# start of MATERIAL PROVIDED
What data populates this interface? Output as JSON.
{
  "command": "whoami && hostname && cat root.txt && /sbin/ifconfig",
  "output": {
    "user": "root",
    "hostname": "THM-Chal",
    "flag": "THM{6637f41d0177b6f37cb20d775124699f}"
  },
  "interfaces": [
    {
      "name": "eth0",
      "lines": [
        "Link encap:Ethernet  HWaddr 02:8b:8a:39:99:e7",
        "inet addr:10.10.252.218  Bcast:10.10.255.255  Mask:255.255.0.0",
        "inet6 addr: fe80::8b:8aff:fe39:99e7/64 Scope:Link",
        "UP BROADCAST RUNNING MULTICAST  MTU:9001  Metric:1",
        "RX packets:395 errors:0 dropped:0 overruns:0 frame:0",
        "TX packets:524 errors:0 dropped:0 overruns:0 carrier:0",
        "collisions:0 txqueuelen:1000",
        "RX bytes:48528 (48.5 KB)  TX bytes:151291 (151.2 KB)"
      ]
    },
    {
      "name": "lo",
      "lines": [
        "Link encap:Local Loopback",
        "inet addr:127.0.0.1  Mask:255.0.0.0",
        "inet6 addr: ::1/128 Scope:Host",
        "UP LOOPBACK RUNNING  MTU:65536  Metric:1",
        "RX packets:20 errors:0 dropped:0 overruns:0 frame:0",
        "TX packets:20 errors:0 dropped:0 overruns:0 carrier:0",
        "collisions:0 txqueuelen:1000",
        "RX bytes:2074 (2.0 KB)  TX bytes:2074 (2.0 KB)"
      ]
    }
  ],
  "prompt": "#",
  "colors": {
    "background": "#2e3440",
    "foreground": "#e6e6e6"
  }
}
# end of MATERIAL PROVIDED
TASK INSTRUCTIONS
Extract each line of the material exactly as it stands.

FULL OUTPUT
What data populates this interface? Output as JSON.
{
  "command": "whoami && hostname && cat root.txt && /sbin/ifconfig",
  "output": {
    "user": "root",
    "hostname": "THM-Chal",
    "flag": "THM{6637f41d0177b6f37cb20d775124699f}"
  },
  "interfaces": [
    {
      "name": "eth0",
      "lines": [
        "Link encap:Ethernet  HWaddr 02:8b:8a:39:99:e7",
        "inet addr:10.10.252.218  Bcast:10.10.255.255  Mask:255.255.0.0",
        "inet6 addr: fe80::8b:8aff:fe39:99e7/64 Scope:Link",
        "UP BROADCAST RUNNING MULTICAST  MTU:9001  Metric:1",
        "RX packets:395 errors:0 dropped:0 overruns:0 frame:0",
        "TX packets:524 errors:0 dropped:0 overruns:0 carrier:0",
        "collisions:0 txqueuelen:1000",
        "RX bytes:48528 (48.5 KB)  TX bytes:151291 (151.2 KB)"
      ]
    },
    {
      "name": "lo",
      "lines": [
        "Link encap:Local Loopback",
        "inet addr:127.0.0.1  Mask:255.0.0.0",
        "inet6 addr: ::1/128 Scope:Host",
        "UP LOOPBACK RUNNING  MTU:65536  Metric:1",
        "RX packets:20 errors:0 dropped:0 overruns:0 frame:0",
        "TX packets:20 errors:0 dropped:0 overruns:0 carrier:0",
        "collisions:0 txqueuelen:1000",
        "RX bytes:2074 (2.0 KB)  TX bytes:2074 (2.0 KB)"
      ]
    }
  ],
  "prompt": "#",
  "colors": {
    "background": "#2e3440",
    "foreground": "#e6e6e6"
  }
}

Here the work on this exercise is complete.